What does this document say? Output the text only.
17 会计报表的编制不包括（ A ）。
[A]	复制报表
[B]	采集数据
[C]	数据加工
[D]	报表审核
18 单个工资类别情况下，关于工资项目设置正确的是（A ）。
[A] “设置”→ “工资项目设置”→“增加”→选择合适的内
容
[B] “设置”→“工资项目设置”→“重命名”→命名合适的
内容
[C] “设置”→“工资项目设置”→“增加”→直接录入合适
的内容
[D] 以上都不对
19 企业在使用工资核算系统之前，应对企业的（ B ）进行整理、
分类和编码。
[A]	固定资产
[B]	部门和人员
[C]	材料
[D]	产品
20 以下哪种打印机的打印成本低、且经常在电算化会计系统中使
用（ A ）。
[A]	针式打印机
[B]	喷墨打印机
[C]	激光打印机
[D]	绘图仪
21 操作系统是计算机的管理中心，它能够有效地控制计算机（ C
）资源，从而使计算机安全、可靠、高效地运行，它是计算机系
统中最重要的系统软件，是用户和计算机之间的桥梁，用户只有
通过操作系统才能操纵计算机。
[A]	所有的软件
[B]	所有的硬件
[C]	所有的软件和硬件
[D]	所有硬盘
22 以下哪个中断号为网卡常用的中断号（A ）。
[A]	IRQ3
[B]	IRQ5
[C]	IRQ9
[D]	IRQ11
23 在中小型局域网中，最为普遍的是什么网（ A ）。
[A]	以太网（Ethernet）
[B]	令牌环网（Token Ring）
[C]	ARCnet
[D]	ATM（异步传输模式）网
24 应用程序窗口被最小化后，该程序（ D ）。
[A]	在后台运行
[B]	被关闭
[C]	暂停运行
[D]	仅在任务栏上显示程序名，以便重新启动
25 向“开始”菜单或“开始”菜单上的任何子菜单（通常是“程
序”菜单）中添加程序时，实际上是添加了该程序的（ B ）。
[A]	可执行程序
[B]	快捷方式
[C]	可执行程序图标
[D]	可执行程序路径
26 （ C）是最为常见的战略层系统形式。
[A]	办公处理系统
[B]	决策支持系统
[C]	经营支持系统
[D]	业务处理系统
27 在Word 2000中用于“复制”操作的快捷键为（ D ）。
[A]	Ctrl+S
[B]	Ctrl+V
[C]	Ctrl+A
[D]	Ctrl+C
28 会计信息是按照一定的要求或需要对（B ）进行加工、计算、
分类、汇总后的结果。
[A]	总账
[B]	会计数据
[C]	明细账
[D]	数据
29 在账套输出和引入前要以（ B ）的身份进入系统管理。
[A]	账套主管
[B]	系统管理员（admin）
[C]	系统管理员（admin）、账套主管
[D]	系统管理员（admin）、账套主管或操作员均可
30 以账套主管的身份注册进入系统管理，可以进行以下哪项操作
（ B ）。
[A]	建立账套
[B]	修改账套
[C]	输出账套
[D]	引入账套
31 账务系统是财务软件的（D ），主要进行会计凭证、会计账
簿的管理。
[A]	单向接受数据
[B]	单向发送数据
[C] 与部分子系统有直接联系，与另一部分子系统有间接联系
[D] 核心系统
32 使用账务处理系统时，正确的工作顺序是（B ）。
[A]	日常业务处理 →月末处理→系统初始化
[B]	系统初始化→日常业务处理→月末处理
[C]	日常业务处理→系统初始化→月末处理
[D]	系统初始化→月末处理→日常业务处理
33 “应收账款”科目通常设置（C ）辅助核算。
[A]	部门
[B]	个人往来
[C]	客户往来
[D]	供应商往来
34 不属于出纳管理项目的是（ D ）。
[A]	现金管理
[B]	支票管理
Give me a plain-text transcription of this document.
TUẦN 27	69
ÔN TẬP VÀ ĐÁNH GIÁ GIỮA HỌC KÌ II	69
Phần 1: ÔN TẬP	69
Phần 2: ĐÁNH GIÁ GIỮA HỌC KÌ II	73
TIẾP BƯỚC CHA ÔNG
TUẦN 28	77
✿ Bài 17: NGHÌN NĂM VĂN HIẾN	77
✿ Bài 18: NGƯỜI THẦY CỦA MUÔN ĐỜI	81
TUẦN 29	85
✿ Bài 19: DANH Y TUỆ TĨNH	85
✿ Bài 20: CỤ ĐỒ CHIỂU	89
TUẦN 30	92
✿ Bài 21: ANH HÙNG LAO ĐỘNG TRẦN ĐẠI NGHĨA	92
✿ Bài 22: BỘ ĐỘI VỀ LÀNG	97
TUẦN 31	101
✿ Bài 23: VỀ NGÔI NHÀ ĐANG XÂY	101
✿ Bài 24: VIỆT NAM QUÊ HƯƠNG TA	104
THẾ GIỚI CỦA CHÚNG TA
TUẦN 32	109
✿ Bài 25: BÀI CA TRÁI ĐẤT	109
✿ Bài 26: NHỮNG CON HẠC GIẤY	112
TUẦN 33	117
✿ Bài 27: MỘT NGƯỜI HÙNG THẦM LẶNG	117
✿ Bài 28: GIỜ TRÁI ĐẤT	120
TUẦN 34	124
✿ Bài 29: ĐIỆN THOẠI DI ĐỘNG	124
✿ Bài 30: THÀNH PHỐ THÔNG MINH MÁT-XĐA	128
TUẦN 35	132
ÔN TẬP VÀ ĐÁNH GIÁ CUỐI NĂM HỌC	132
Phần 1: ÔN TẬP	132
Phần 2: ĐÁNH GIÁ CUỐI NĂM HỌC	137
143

▶ **Requirement**
Emit the records above again, exactly, with no line skipped.

▶ **Expected output**
What does this document say? Output the text only.
17 会计报表的编制不包括（ A ）。
[A]	复制报表
[B]	采集数据
[C]	数据加工
[D]	报表审核
18 单个工资类别情况下，关于工资项目设置正确的是（A ）。
[A] “设置”→ “工资项目设置”→“增加”→选择合适的内
容
[B] “设置”→“工资项目设置”→“重命名”→命名合适的
内容
[C] “设置”→“工资项目设置”→“增加”→直接录入合适
的内容
[D] 以上都不对
19 企业在使用工资核算系统之前，应对企业的（ B ）进行整理、
分类和编码。
[A]	固定资产
[B]	部门和人员
[C]	材料
[D]	产品
20 以下哪种打印机的打印成本低、且经常在电算化会计系统中使
用（ A ）。
[A]	针式打印机
[B]	喷墨打印机
[C]	激光打印机
[D]	绘图仪
21 操作系统是计算机的管理中心，它能够有效地控制计算机（ C
）资源，从而使计算机安全、可靠、高效地运行，它是计算机系
统中最重要的系统软件，是用户和计算机之间的桥梁，用户只有
通过操作系统才能操纵计算机。
[A]	所有的软件
[B]	所有的硬件
[C]	所有的软件和硬件
[D]	所有硬盘
22 以下哪个中断号为网卡常用的中断号（A ）。
[A]	IRQ3
[B]	IRQ5
[C]	IRQ9
[D]	IRQ11
23 在中小型局域网中，最为普遍的是什么网（ A ）。
[A]	以太网（Ethernet）
[B]	令牌环网（Token Ring）
[C]	ARCnet
[D]	ATM（异步传输模式）网
24 应用程序窗口被最小化后，该程序（ D ）。
[A]	在后台运行
[B]	被关闭
[C]	暂停运行
[D]	仅在任务栏上显示程序名，以便重新启动
25 向“开始”菜单或“开始”菜单上的任何子菜单（通常是“程
序”菜单）中添加程序时，实际上是添加了该程序的（ B ）。
[A]	可执行程序
[B]	快捷方式
[C]	可执行程序图标
[D]	可执行程序路径
26 （ C）是最为常见的战略层系统形式。
[A]	办公处理系统
[B]	决策支持系统
[C]	经营支持系统
[D]	业务处理系统
27 在Word 2000中用于“复制”操作的快捷键为（ D ）。
[A]	Ctrl+S
[B]	Ctrl+V
[C]	Ctrl+A
[D]	Ctrl+C
28 会计信息是按照一定的要求或需要对（B ）进行加工、计算、
分类、汇总后的结果。
[A]	总账
[B]	会计数据
[C]	明细账
[D]	数据
29 在账套输出和引入前要以（ B ）的身份进入系统管理。
[A]	账套主管
[B]	系统管理员（admin）
[C]	系统管理员（admin）、账套主管
[D]	系统管理员（admin）、账套主管或操作员均可
30 以账套主管的身份注册进入系统管理，可以进行以下哪项操作
（ B ）。
[A]	建立账套
[B]	修改账套
[C]	输出账套
[D]	引入账套
31 账务系统是财务软件的（D ），主要进行会计凭证、会计账
簿的管理。
[A]	单向接受数据
[B]	单向发送数据
[C] 与部分子系统有直接联系，与另一部分子系统有间接联系
[D] 核心系统
32 使用账务处理系统时，正确的工作顺序是（B ）。
[A]	日常业务处理 →月末处理→系统初始化
[B]	系统初始化→日常业务处理→月末处理
[C]	日常业务处理→系统初始化→月末处理
[D]	系统初始化→月末处理→日常业务处理
33 “应收账款”科目通常设置（C ）辅助核算。
[A]	部门
[B]	个人往来
[C]	客户往来
[D]	供应商往来
34 不属于出纳管理项目的是（ D ）。
[A]	现金管理
[B]	支票管理
Give me a plain-text transcription of this document.
TUẦN 27	69
ÔN TẬP VÀ ĐÁNH GIÁ GIỮA HỌC KÌ II	69
Phần 1: ÔN TẬP	69
Phần 2: ĐÁNH GIÁ GIỮA HỌC KÌ II	73
TIẾP BƯỚC CHA ÔNG
TUẦN 28	77
✿ Bài 17: NGHÌN NĂM VĂN HIẾN	77
✿ Bài 18: NGƯỜI THẦY CỦA MUÔN ĐỜI	81
TUẦN 29	85
✿ Bài 19: DANH Y TUỆ TĨNH	85
✿ Bài 20: CỤ ĐỒ CHIỂU	89
TUẦN 30	92
✿ Bài 21: ANH HÙNG LAO ĐỘNG TRẦN ĐẠI NGHĨA	92
✿ Bài 22: BỘ ĐỘI VỀ LÀNG	97
TUẦN 31	101
✿ Bài 23: VỀ NGÔI NHÀ ĐANG XÂY	101
✿ Bài 24: VIỆT NAM QUÊ HƯƠNG TA	104
THẾ GIỚI CỦA CHÚNG TA
TUẦN 32	109
✿ Bài 25: BÀI CA TRÁI ĐẤT	109
✿ Bài 26: NHỮNG CON HẠC GIẤY	112
TUẦN 33	117
✿ Bài 27: MỘT NGƯỜI HÙNG THẦM LẶNG	117
✿ Bài 28: GIỜ TRÁI ĐẤT	120
TUẦN 34	124
✿ Bài 29: ĐIỆN THOẠI DI ĐỘNG	124
✿ Bài 30: THÀNH PHỐ THÔNG MINH MÁT-XĐA	128
TUẦN 35	132
ÔN TẬP VÀ ĐÁNH GIÁ CUỐI NĂM HỌC	132
Phần 1: ÔN TẬP	132
Phần 2: ĐÁNH GIÁ CUỐI NĂM HỌC	137
143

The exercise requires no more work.